-- Input records --
· · · ·

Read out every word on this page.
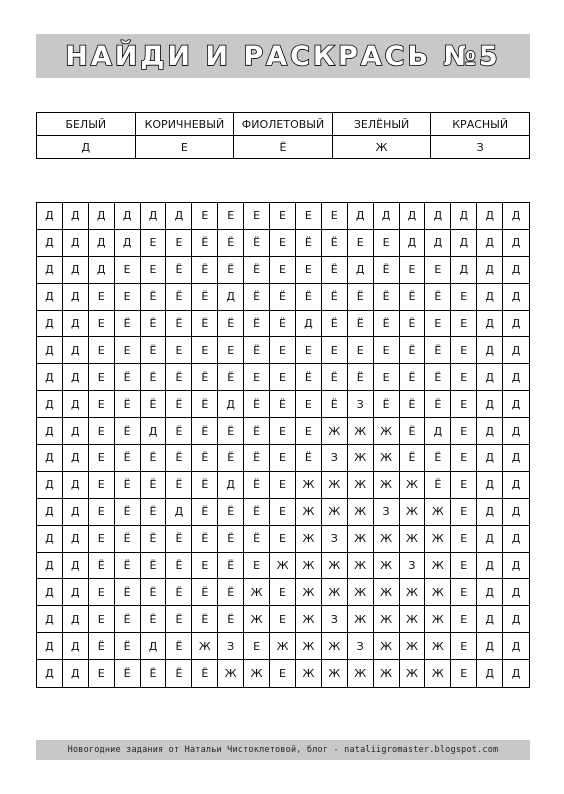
НАЙДИ И РАСКРАСЬ №5
БЕЛЫЙ	КОРИЧНЕВЫЙ	ФИОЛЕТОВЫЙ	ЗЕЛЁНЫЙ	КРАСНЫЙ
Д	Е	Ё	Ж	З
Д	Д	Д	Д	Д	Д	Е	Е	Е	Е	Е	Е	Д	Д	Д	Д	Д	Д	Д
Д	Д	Д	Д	Е	Е	Ё	Ё	Ё	Е	Ё	Ё	Е	Е	Д	Д	Д	Д	Д
Д	Д	Д	Е	Е	Ё	Ё	Ё	Ё	Е	Е	Ё	Д	Ё	Е	Е	Д	Д	Д
Д	Д	Е	Е	Ё	Ё	Ё	Д	Ё	Ё	Ё	Ё	Ё	Ё	Ё	Ё	Е	Д	Д
Д	Д	Е	Ё	Ё	Ё	Ё	Ё	Ё	Ё	Д	Ё	Ё	Ё	Ё	Е	Е	Д	Д
Д	Д	Е	Е	Ё	Е	Е	Е	Ё	Е	Е	Е	Е	Е	Ё	Ё	Е	Д	Д
Д	Д	Е	Ё	Ё	Ё	Ё	Ё	Е	Е	Ё	Ё	Ё	Е	Ё	Ё	Е	Д	Д
Д	Д	Е	Ё	Ё	Ё	Ё	Д	Ё	Ё	Е	Ё	З	Ё	Ё	Ё	Е	Д	Д
Д	Д	Е	Ё	Д	Ё	Ё	Ё	Ё	Е	Е	Ж	Ж	Ж	Ё	Д	Е	Д	Д
Д	Д	Е	Ё	Ё	Ё	Ё	Ё	Ё	Е	Ё	З	Ж	Ж	Ё	Ё	Е	Д	Д
Д	Д	Е	Ё	Ё	Ё	Ё	Д	Ё	Е	Ж	Ж	Ж	Ж	Ж	Ё	Е	Д	Д
Д	Д	Е	Ё	Ё	Д	Ё	Ё	Ё	Е	Ж	Ж	Ж	З	Ж	Ж	Е	Д	Д
Д	Д	Е	Ё	Ё	Ё	Ё	Ё	Ё	Е	Ж	З	Ж	Ж	Ж	Ж	Е	Д	Д
Д	Д	Ё	Ё	Ё	Ё	Е	Ё	Е	Ж	Ж	Ж	Ж	Ж	З	Ж	Е	Д	Д
Д	Д	Е	Ё	Ё	Ё	Ё	Ё	Ж	Е	Ж	Ж	Ж	Ж	Ж	Ж	Е	Д	Д
Д	Д	Е	Ё	Ё	Ё	Ё	Ё	Ж	Е	Ж	З	Ж	Ж	Ж	Ж	Е	Д	Д
Д	Д	Ё	Ё	Д	Ё	Ж	З	Е	Ж	Ж	Ж	З	Ж	Ж	Ж	Е	Д	Д
Д	Д	Е	Ё	Ё	Ё	Ё	Ж	Ж	Е	Ж	Ж	Ж	Ж	Ж	Ж	Е	Д	Д
Новогодние задания от Натальи Чистоклетовой, блог - nataliigromaster.blogspot.com
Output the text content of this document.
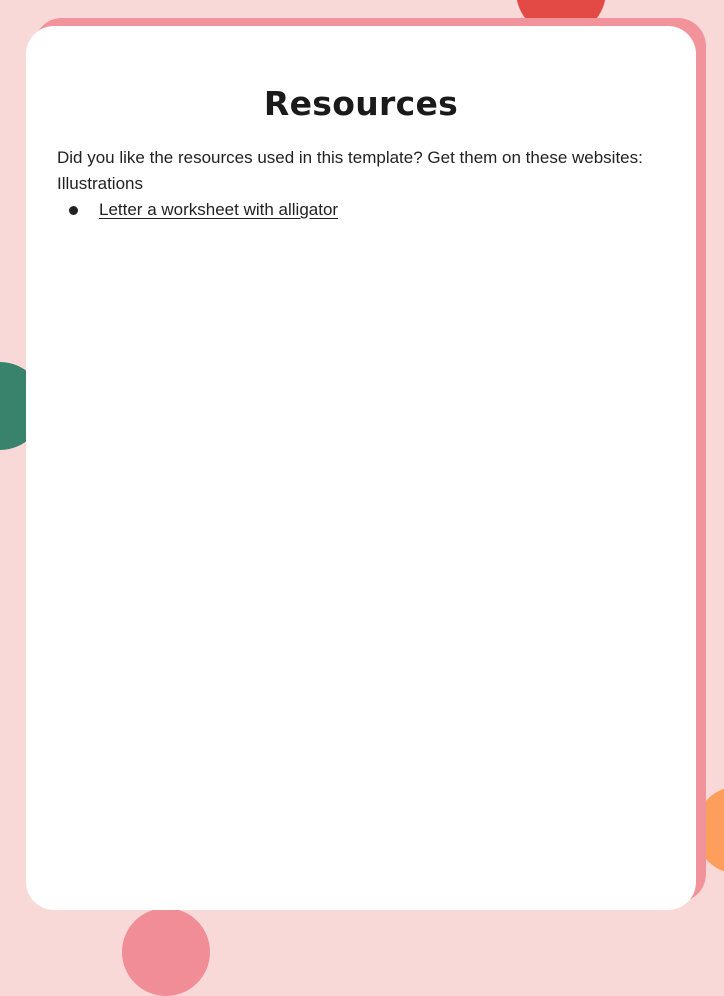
Resources

Did you like the resources used in this template? Get them on these websites:

Illustrations

Letter a worksheet with alligator
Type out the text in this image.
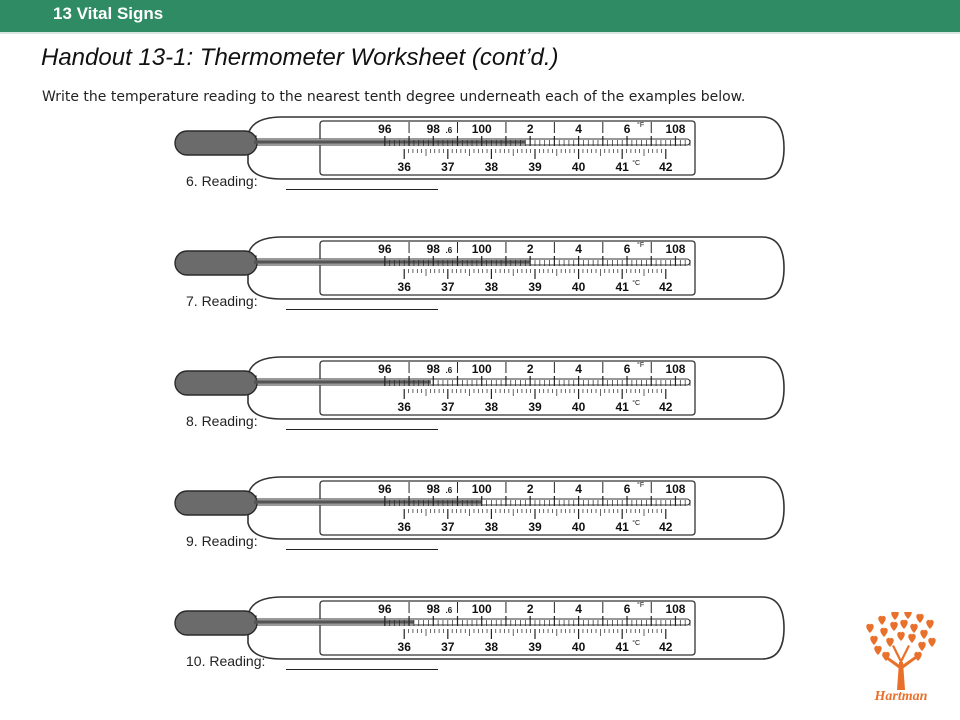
13 Vital Signs
Handout 13-1: Thermometer Worksheet (cont’d.)
Write the temperature reading to the nearest tenth degree underneath each of the examples below.
96	98 .6 100	2	4	6	108
°F
36	37	38	39	40	41	42
°C
6. Reading:
96	98 .6 100	2	4	6	108
°F
36	37	38	39	40	41	42
°C
7. Reading:
96	98 .6 100	2	4	6	108
°F
36	37	38	39	40	41	42
°C
8. Reading:
96	98 .6 100	2	4	6	108
°F
36	37	38	39	40	41	42
°C
9. Reading:
96	98 .6 100	2	4	6	108
°F
36	37	38	39	40	41	42
°C
10. Reading:
Hartman
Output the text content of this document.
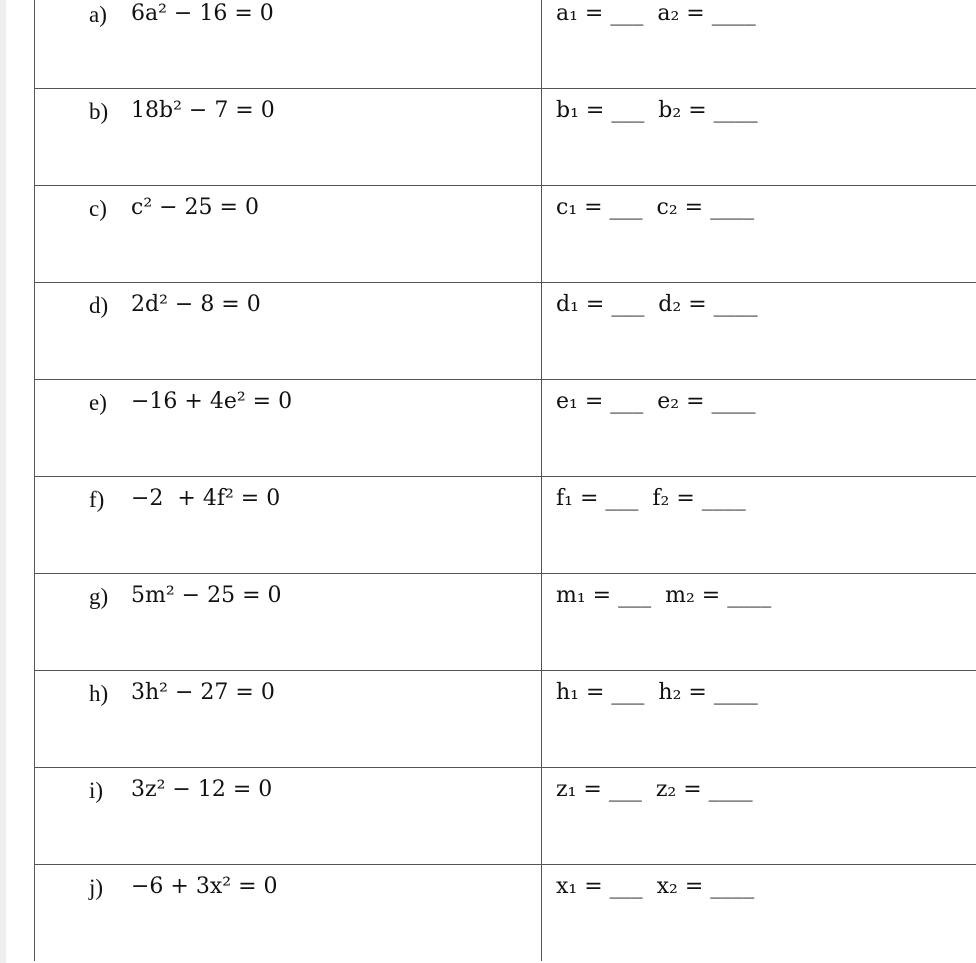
a) 6a² − 16 = 0	a₁ = ___  a₂ = ____
b) 18b² − 7 = 0	b₁ = ___  b₂ = ____
c) c² − 25 = 0	c₁ = ___  c₂ = ____
d) 2d² − 8 = 0	d₁ = ___  d₂ = ____
e) −16 + 4e² = 0	e₁ = ___  e₂ = ____
f) −2  + 4f² = 0	f₁ = ___  f₂ = ____
g) 5m² − 25 = 0	m₁ = ___  m₂ = ____
h) 3h² − 27 = 0	h₁ = ___  h₂ = ____
i) 3z² − 12 = 0	z₁ = ___  z₂ = ____
j) −6 + 3x² = 0	x₁ = ___  x₂ = ____
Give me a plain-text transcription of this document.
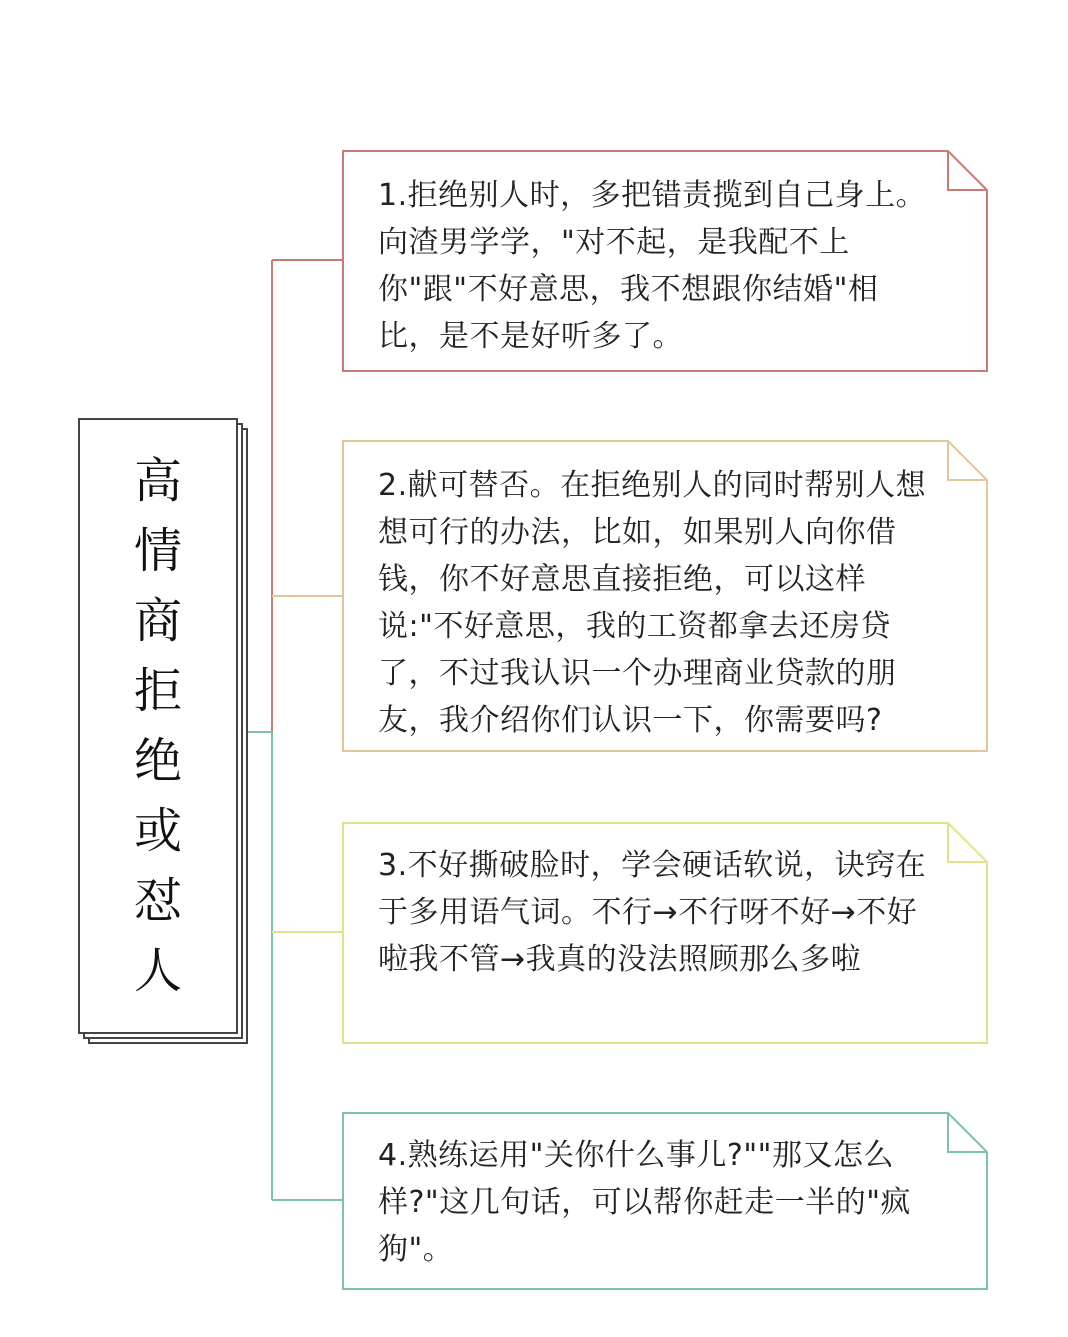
高
情
商
拒
绝
或
怼
人

1.拒绝别人时，多把错责揽到自己身上。向渣男学学，"对不起，是我配不上你"跟"不好意思，我不想跟你结婚"相比，是不是好听多了。

2.献可替否。在拒绝别人的同时帮别人想想可行的办法，比如，如果别人向你借钱，你不好意思直接拒绝，可以这样说:"不好意思，我的工资都拿去还房贷了，不过我认识一个办理商业贷款的朋友，我介绍你们认识一下，你需要吗?

3.不好撕破脸时，学会硬话软说，诀窍在于多用语气词。不行→不行呀不好→不好啦我不管→我真的没法照顾那么多啦

4.熟练运用"关你什么事儿?""那又怎么样?"这几句话，可以帮你赶走一半的"疯狗"。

· · · ·

-- Instructions to follow --
Skipping the pictures, transcribe each line above exactly as it appears.

-- Reply --
Read out every word on this page.
НАЙДИ И РАСКРАСЬ №5
БЕЛЫЙ	КОРИЧНЕВЫЙ	ФИОЛЕТОВЫЙ	ЗЕЛЁНЫЙ	КРАСНЫЙ
Д	Е	Ё	Ж	З
Д	Д	Д	Д	Д	Д	Е	Е	Е	Е	Е	Е	Д	Д	Д	Д	Д	Д	Д
Д	Д	Д	Д	Е	Е	Ё	Ё	Ё	Е	Ё	Ё	Е	Е	Д	Д	Д	Д	Д
Д	Д	Д	Е	Е	Ё	Ё	Ё	Ё	Е	Е	Ё	Д	Ё	Е	Е	Д	Д	Д
Д	Д	Е	Е	Ё	Ё	Ё	Д	Ё	Ё	Ё	Ё	Ё	Ё	Ё	Ё	Е	Д	Д
Д	Д	Е	Ё	Ё	Ё	Ё	Ё	Ё	Ё	Д	Ё	Ё	Ё	Ё	Е	Е	Д	Д
Д	Д	Е	Е	Ё	Е	Е	Е	Ё	Е	Е	Е	Е	Е	Ё	Ё	Е	Д	Д
Д	Д	Е	Ё	Ё	Ё	Ё	Ё	Е	Е	Ё	Ё	Ё	Е	Ё	Ё	Е	Д	Д
Д	Д	Е	Ё	Ё	Ё	Ё	Д	Ё	Ё	Е	Ё	З	Ё	Ё	Ё	Е	Д	Д
Д	Д	Е	Ё	Д	Ё	Ё	Ё	Ё	Е	Е	Ж	Ж	Ж	Ё	Д	Е	Д	Д
Д	Д	Е	Ё	Ё	Ё	Ё	Ё	Ё	Е	Ё	З	Ж	Ж	Ё	Ё	Е	Д	Д
Д	Д	Е	Ё	Ё	Ё	Ё	Д	Ё	Е	Ж	Ж	Ж	Ж	Ж	Ё	Е	Д	Д
Д	Д	Е	Ё	Ё	Д	Ё	Ё	Ё	Е	Ж	Ж	Ж	З	Ж	Ж	Е	Д	Д
Д	Д	Е	Ё	Ё	Ё	Ё	Ё	Ё	Е	Ж	З	Ж	Ж	Ж	Ж	Е	Д	Д
Д	Д	Ё	Ё	Ё	Ё	Е	Ё	Е	Ж	Ж	Ж	Ж	Ж	З	Ж	Е	Д	Д
Д	Д	Е	Ё	Ё	Ё	Ё	Ё	Ж	Е	Ж	Ж	Ж	Ж	Ж	Ж	Е	Д	Д
Д	Д	Е	Ё	Ё	Ё	Ё	Ё	Ж	Е	Ж	З	Ж	Ж	Ж	Ж	Е	Д	Д
Д	Д	Ё	Ё	Д	Ё	Ж	З	Е	Ж	Ж	Ж	З	Ж	Ж	Ж	Е	Д	Д
Д	Д	Е	Ё	Ё	Ё	Ё	Ж	Ж	Е	Ж	Ж	Ж	Ж	Ж	Ж	Е	Д	Д
Новогодние задания от Натальи Чистоклетовой, блог - nataliigromaster.blogspot.com
Output the text content of this document.
Resources

Did you like the resources used in this template? Get them on these websites:

Illustrations

Letter a worksheet with alligator
Type out the text in this image.
13 Vital Signs
Handout 13-1: Thermometer Worksheet (cont’d.)
Write the temperature reading to the nearest tenth degree underneath each of the examples below.
96	98 .6 100	2	4	6	108
°F
36	37	38	39	40	41	42
°C
6. Reading:
96	98 .6 100	2	4	6	108
°F
36	37	38	39	40	41	42
°C
7. Reading:
96	98 .6 100	2	4	6	108
°F
36	37	38	39	40	41	42
°C
8. Reading:
96	98 .6 100	2	4	6	108
°F
36	37	38	39	40	41	42
°C
9. Reading:
96	98 .6 100	2	4	6	108
°F
36	37	38	39	40	41	42
°C
10. Reading:
Hartman
Output the text content of this document.
a) 6a² − 16 = 0	a₁ = ___  a₂ = ____
b) 18b² − 7 = 0	b₁ = ___  b₂ = ____
c) c² − 25 = 0	c₁ = ___  c₂ = ____
d) 2d² − 8 = 0	d₁ = ___  d₂ = ____
e) −16 + 4e² = 0	e₁ = ___  e₂ = ____
f) −2  + 4f² = 0	f₁ = ___  f₂ = ____
g) 5m² − 25 = 0	m₁ = ___  m₂ = ____
h) 3h² − 27 = 0	h₁ = ___  h₂ = ____
i) 3z² − 12 = 0	z₁ = ___  z₂ = ____
j) −6 + 3x² = 0	x₁ = ___  x₂ = ____
Give me a plain-text transcription of this document.
高
情
商
拒
绝
或
怼
人

1.拒绝别人时，多把错责揽到自己身上。向渣男学学，"对不起，是我配不上你"跟"不好意思，我不想跟你结婚"相比，是不是好听多了。

2.献可替否。在拒绝别人的同时帮别人想想可行的办法，比如，如果别人向你借钱，你不好意思直接拒绝，可以这样说:"不好意思，我的工资都拿去还房贷了，不过我认识一个办理商业贷款的朋友，我介绍你们认识一下，你需要吗?

3.不好撕破脸时，学会硬话软说，诀窍在于多用语气词。不行→不行呀不好→不好啦我不管→我真的没法照顾那么多啦

4.熟练运用"关你什么事儿?""那又怎么样?"这几句话，可以帮你赶走一半的"疯狗"。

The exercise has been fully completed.